↓↓↓

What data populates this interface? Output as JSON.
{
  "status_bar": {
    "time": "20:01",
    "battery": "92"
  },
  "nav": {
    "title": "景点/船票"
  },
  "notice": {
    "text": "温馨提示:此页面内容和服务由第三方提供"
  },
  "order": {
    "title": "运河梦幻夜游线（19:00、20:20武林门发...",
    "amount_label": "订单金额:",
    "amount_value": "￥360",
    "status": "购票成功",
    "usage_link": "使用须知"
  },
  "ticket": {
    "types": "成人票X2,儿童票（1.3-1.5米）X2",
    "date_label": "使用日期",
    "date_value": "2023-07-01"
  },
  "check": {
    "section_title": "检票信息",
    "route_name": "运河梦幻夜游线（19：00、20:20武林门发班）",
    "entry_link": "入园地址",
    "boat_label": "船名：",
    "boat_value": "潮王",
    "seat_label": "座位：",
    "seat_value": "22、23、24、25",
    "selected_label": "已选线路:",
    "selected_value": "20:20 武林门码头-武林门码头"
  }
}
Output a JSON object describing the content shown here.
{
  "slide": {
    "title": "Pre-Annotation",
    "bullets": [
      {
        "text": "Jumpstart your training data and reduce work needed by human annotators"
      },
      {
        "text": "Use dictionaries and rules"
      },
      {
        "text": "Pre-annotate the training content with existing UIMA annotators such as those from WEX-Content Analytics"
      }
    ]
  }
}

↑↑↑

WHAT YOU SHOULD DO – In the listing above, find the line with "Output a JSON" and set down that line and all after it exactly, through the final line.

REPLY –
Output a JSON object describing the content shown here.
{
  "slide": {
    "title": "Pre-Annotation",
    "bullets": [
      {
        "text": "Jumpstart your training data and reduce work needed by human annotators"
      },
      {
        "text": "Use dictionaries and rules"
      },
      {
        "text": "Pre-annotate the training content with existing UIMA annotators such as those from WEX-Content Analytics"
      }
    ]
  }
}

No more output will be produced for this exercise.